__Objective__
Where does the string "this" appear in the records? Copy every line that contains it.

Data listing
= = = = = = =
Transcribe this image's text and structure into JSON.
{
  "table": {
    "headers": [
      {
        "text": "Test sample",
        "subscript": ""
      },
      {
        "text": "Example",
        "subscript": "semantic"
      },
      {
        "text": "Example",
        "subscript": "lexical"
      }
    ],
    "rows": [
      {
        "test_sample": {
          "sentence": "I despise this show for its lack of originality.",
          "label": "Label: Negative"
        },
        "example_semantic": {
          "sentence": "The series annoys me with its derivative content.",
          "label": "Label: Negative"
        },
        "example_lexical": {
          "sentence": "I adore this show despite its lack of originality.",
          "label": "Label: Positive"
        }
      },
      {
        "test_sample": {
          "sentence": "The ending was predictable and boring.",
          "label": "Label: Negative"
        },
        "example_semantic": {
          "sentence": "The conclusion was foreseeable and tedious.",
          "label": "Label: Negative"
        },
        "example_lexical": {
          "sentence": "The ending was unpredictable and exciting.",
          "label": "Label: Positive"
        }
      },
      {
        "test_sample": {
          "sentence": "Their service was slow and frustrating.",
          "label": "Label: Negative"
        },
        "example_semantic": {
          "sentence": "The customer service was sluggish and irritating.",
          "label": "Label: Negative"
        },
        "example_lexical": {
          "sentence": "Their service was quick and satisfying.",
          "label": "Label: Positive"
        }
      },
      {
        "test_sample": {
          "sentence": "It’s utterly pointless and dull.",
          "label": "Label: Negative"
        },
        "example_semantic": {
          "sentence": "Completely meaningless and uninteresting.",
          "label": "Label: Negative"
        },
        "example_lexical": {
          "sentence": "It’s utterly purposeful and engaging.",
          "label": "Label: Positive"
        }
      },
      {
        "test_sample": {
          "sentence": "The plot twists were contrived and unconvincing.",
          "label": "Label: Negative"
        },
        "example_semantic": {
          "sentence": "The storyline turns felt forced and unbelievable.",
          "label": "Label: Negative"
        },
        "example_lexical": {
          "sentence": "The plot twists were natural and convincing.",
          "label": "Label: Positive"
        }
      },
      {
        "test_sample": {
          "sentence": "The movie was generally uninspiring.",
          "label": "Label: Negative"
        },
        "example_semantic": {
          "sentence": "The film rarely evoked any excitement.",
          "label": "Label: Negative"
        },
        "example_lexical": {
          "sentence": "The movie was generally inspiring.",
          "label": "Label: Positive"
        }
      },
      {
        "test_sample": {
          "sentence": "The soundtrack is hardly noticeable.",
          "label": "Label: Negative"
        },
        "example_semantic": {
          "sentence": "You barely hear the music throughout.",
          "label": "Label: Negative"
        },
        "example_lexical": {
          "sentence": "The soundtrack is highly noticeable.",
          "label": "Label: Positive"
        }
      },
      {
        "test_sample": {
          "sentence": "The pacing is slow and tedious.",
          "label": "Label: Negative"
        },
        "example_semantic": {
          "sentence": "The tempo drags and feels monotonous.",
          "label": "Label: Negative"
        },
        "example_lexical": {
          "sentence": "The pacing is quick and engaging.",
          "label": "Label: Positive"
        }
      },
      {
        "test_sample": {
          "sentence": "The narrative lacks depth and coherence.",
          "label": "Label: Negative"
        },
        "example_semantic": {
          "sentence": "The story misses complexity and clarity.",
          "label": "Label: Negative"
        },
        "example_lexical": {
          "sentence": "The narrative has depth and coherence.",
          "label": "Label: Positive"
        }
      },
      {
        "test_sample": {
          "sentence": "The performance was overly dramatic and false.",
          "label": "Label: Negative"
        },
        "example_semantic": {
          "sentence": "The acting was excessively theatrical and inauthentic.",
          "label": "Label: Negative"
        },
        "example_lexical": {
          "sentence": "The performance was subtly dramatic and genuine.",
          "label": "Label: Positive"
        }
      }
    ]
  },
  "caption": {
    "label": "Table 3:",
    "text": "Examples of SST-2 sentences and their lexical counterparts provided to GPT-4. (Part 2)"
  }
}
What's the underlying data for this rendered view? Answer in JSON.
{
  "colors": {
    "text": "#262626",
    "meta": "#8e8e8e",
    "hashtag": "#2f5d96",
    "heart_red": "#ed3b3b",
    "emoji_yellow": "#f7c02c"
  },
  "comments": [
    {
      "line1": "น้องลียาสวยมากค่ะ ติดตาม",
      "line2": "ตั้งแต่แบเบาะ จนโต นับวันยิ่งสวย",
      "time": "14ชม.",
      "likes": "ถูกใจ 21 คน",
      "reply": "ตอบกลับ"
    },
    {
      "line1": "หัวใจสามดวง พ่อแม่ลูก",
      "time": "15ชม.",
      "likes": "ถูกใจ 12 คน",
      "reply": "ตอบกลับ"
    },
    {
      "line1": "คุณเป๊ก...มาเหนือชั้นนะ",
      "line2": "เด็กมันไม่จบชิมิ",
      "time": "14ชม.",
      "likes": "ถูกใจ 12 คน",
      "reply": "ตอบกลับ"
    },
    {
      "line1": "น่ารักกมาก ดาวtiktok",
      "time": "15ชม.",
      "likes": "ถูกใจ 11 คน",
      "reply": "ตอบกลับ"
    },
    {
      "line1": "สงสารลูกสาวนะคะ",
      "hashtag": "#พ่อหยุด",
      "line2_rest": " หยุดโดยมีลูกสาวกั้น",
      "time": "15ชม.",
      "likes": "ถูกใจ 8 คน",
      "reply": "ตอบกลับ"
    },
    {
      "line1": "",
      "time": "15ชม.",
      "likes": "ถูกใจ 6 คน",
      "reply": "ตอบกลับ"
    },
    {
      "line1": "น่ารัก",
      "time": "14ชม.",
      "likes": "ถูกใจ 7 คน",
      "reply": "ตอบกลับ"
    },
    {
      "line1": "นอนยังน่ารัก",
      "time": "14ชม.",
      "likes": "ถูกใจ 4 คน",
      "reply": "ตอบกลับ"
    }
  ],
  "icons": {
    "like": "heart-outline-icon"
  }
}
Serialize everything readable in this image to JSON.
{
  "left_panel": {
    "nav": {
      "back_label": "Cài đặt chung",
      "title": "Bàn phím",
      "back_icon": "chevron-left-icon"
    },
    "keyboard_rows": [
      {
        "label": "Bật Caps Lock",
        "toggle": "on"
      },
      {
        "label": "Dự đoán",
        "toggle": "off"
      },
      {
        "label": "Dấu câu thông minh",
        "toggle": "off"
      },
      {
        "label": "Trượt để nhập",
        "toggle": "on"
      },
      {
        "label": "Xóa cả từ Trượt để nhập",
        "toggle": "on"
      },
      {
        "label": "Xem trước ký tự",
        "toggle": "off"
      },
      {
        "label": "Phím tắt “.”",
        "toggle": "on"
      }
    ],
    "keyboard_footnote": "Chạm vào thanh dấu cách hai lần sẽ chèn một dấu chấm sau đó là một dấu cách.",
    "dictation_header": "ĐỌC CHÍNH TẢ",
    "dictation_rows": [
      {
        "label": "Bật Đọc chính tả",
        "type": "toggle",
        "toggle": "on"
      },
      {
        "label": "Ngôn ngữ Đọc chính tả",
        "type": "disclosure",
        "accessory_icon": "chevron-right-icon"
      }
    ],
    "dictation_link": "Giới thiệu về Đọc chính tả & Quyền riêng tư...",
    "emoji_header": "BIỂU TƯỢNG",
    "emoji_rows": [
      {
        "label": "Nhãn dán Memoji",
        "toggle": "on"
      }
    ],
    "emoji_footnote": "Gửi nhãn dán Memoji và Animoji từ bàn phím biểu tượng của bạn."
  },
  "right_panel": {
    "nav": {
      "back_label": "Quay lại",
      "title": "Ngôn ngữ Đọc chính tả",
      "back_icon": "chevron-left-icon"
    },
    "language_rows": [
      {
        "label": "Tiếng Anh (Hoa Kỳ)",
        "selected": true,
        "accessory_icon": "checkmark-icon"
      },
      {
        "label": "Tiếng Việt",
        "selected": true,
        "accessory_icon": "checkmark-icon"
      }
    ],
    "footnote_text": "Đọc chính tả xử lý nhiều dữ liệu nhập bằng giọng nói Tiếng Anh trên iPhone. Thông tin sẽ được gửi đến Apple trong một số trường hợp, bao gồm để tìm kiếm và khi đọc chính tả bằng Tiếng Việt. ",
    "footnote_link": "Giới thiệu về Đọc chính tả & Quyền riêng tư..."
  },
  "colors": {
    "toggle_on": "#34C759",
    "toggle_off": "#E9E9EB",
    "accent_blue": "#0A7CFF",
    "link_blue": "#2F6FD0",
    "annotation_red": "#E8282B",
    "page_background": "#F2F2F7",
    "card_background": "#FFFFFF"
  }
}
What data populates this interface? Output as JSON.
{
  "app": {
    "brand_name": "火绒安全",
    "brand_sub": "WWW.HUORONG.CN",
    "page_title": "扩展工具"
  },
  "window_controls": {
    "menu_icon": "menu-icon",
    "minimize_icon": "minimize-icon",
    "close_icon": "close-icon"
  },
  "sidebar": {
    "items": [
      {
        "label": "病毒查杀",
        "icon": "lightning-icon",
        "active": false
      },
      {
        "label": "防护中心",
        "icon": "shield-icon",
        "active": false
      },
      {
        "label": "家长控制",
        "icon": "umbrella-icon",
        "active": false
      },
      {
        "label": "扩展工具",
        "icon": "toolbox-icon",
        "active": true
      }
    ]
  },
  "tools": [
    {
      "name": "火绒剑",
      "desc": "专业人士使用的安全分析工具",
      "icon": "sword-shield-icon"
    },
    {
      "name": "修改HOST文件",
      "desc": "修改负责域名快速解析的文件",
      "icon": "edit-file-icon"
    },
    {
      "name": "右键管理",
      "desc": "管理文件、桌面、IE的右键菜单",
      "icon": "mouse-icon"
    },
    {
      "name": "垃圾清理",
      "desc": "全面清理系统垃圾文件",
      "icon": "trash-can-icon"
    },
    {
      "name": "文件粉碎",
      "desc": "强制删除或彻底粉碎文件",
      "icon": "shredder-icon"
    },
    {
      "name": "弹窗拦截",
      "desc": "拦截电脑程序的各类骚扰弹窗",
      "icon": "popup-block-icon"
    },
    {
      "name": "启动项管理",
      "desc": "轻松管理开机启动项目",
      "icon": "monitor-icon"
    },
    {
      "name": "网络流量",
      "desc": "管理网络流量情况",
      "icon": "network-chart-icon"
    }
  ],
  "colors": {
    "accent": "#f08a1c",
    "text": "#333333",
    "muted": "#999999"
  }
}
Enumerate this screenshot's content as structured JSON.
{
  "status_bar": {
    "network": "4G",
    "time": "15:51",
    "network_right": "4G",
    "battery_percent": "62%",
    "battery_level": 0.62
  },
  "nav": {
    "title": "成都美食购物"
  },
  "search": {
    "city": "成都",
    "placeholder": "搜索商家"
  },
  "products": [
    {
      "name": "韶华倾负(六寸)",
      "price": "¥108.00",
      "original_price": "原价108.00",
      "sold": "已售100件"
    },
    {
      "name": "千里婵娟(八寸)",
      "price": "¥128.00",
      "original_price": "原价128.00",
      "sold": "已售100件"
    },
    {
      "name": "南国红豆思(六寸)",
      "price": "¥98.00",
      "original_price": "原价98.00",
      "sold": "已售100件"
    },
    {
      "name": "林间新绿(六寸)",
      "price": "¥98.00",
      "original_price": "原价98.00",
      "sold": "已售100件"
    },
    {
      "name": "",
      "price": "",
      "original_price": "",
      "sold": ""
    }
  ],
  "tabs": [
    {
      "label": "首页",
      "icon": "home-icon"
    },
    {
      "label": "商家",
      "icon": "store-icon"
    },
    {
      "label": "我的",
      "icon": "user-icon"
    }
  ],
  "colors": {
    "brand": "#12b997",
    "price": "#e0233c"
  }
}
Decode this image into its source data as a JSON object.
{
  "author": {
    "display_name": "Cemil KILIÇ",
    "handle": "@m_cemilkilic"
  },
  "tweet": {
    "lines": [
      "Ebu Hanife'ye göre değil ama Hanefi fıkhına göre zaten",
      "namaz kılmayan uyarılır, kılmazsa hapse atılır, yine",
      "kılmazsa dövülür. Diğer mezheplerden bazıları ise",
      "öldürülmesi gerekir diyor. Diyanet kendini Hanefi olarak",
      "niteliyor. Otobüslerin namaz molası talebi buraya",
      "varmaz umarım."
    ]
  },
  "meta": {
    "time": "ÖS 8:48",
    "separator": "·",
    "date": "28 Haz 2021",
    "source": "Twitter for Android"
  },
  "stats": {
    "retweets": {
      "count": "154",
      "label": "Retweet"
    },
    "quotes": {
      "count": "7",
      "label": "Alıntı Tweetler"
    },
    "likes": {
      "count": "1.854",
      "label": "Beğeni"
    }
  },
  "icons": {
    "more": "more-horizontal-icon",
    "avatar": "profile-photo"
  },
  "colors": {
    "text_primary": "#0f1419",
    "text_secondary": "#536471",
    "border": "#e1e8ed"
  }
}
= = = = = = =
__Reply__
Transcribe this image's text and structure into JSON.
          "sentence": "I despise this show for its lack of originality.",
          "sentence": "I adore this show despite its lack of originality.",
What's the underlying data for this rendered view? Answer in JSON.
Serialize everything readable in this image to JSON.
What data populates this interface? Output as JSON.
Enumerate this screenshot's content as structured JSON.
Decode this image into its source data as a JSON object.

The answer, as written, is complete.